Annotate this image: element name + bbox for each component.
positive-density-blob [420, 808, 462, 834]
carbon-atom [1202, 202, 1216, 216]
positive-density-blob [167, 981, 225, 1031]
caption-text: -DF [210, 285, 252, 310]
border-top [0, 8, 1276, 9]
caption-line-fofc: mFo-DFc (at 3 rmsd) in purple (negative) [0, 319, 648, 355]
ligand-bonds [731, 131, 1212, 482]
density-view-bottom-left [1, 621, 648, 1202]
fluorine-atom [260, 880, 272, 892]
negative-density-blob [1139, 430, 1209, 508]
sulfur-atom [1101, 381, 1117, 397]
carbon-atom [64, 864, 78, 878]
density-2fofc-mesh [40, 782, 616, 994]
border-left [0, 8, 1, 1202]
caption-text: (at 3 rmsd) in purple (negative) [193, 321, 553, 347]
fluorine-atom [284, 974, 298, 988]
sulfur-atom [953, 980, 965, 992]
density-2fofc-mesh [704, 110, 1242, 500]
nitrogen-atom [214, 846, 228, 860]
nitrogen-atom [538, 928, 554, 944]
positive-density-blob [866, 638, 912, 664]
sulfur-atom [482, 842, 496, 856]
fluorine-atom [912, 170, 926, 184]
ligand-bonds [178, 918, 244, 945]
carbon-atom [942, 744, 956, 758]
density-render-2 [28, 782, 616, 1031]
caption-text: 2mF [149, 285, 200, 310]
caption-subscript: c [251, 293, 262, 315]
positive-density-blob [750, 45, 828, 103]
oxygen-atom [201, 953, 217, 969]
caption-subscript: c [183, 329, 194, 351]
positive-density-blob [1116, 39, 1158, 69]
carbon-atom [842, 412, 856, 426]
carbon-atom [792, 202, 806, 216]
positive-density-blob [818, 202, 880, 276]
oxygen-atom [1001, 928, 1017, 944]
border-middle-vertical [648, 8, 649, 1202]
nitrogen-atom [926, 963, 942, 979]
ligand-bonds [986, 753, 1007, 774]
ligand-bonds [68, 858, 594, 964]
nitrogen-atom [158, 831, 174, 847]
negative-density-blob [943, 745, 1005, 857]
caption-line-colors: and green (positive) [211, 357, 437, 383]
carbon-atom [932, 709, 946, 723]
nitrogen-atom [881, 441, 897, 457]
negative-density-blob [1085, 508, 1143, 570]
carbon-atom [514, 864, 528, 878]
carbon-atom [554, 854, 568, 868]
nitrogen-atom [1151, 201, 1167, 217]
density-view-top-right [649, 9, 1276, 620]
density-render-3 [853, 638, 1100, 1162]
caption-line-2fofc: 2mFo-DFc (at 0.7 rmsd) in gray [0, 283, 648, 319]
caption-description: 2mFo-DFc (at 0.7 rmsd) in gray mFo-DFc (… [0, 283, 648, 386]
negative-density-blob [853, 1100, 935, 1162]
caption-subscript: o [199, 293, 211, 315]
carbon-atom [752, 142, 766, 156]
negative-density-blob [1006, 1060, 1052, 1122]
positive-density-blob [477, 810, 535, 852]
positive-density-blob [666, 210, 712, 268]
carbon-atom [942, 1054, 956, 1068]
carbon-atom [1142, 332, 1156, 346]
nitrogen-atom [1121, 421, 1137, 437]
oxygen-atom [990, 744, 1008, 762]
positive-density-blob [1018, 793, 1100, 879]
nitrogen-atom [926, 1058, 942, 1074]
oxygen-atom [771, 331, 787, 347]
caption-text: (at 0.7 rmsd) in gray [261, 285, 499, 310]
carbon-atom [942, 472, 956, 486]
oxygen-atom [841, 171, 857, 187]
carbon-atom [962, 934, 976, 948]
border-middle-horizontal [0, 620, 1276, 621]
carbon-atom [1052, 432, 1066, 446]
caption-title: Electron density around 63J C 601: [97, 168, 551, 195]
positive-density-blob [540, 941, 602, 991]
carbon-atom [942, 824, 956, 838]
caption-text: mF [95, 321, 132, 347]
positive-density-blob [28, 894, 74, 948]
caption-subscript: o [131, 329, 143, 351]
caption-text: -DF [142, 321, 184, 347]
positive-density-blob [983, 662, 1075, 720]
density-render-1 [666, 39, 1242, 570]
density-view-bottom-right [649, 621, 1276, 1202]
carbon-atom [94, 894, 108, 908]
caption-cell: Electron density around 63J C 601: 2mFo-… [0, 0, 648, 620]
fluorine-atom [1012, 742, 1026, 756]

####

# Work required
Reproduce every line of the material above unchanged and in the same order.

# Completed task
Annotate this image: element name + bbox for each component.
positive-density-blob [420, 808, 462, 834]
carbon-atom [1202, 202, 1216, 216]
positive-density-blob [167, 981, 225, 1031]
caption-text: -DF [210, 285, 252, 310]
border-top [0, 8, 1276, 9]
caption-line-fofc: mFo-DFc (at 3 rmsd) in purple (negative) [0, 319, 648, 355]
ligand-bonds [731, 131, 1212, 482]
density-view-bottom-left [1, 621, 648, 1202]
fluorine-atom [260, 880, 272, 892]
negative-density-blob [1139, 430, 1209, 508]
sulfur-atom [1101, 381, 1117, 397]
carbon-atom [64, 864, 78, 878]
density-2fofc-mesh [40, 782, 616, 994]
border-left [0, 8, 1, 1202]
caption-text: (at 3 rmsd) in purple (negative) [193, 321, 553, 347]
fluorine-atom [284, 974, 298, 988]
sulfur-atom [953, 980, 965, 992]
density-2fofc-mesh [704, 110, 1242, 500]
nitrogen-atom [214, 846, 228, 860]
nitrogen-atom [538, 928, 554, 944]
positive-density-blob [866, 638, 912, 664]
sulfur-atom [482, 842, 496, 856]
fluorine-atom [912, 170, 926, 184]
ligand-bonds [178, 918, 244, 945]
carbon-atom [942, 744, 956, 758]
density-render-2 [28, 782, 616, 1031]
caption-text: 2mF [149, 285, 200, 310]
caption-subscript: c [251, 293, 262, 315]
positive-density-blob [750, 45, 828, 103]
oxygen-atom [201, 953, 217, 969]
caption-subscript: c [183, 329, 194, 351]
positive-density-blob [1116, 39, 1158, 69]
carbon-atom [842, 412, 856, 426]
carbon-atom [792, 202, 806, 216]
positive-density-blob [818, 202, 880, 276]
oxygen-atom [1001, 928, 1017, 944]
border-middle-vertical [648, 8, 649, 1202]
nitrogen-atom [926, 963, 942, 979]
ligand-bonds [986, 753, 1007, 774]
ligand-bonds [68, 858, 594, 964]
nitrogen-atom [158, 831, 174, 847]
negative-density-blob [943, 745, 1005, 857]
caption-line-colors: and green (positive) [211, 357, 437, 383]
carbon-atom [932, 709, 946, 723]
nitrogen-atom [881, 441, 897, 457]
negative-density-blob [1085, 508, 1143, 570]
carbon-atom [514, 864, 528, 878]
carbon-atom [554, 854, 568, 868]
nitrogen-atom [1151, 201, 1167, 217]
density-view-top-right [649, 9, 1276, 620]
density-render-3 [853, 638, 1100, 1162]
caption-line-2fofc: 2mFo-DFc (at 0.7 rmsd) in gray [0, 283, 648, 319]
caption-description: 2mFo-DFc (at 0.7 rmsd) in gray mFo-DFc (… [0, 283, 648, 386]
negative-density-blob [853, 1100, 935, 1162]
caption-subscript: o [199, 293, 211, 315]
carbon-atom [752, 142, 766, 156]
negative-density-blob [1006, 1060, 1052, 1122]
positive-density-blob [477, 810, 535, 852]
positive-density-blob [666, 210, 712, 268]
carbon-atom [942, 1054, 956, 1068]
carbon-atom [1142, 332, 1156, 346]
nitrogen-atom [1121, 421, 1137, 437]
oxygen-atom [990, 744, 1008, 762]
positive-density-blob [1018, 793, 1100, 879]
nitrogen-atom [926, 1058, 942, 1074]
oxygen-atom [771, 331, 787, 347]
caption-text: (at 0.7 rmsd) in gray [261, 285, 499, 310]
carbon-atom [942, 472, 956, 486]
oxygen-atom [841, 171, 857, 187]
carbon-atom [962, 934, 976, 948]
border-middle-horizontal [0, 620, 1276, 621]
carbon-atom [1052, 432, 1066, 446]
caption-title: Electron density around 63J C 601: [97, 168, 551, 195]
positive-density-blob [540, 941, 602, 991]
carbon-atom [942, 824, 956, 838]
caption-text: mF [95, 321, 132, 347]
positive-density-blob [28, 894, 74, 948]
caption-subscript: o [131, 329, 143, 351]
caption-text: -DF [142, 321, 184, 347]
positive-density-blob [983, 662, 1075, 720]
density-render-1 [666, 39, 1242, 570]
density-view-bottom-right [649, 621, 1276, 1202]
carbon-atom [94, 894, 108, 908]
caption-cell: Electron density around 63J C 601: 2mFo-… [0, 0, 648, 620]
fluorine-atom [1012, 742, 1026, 756]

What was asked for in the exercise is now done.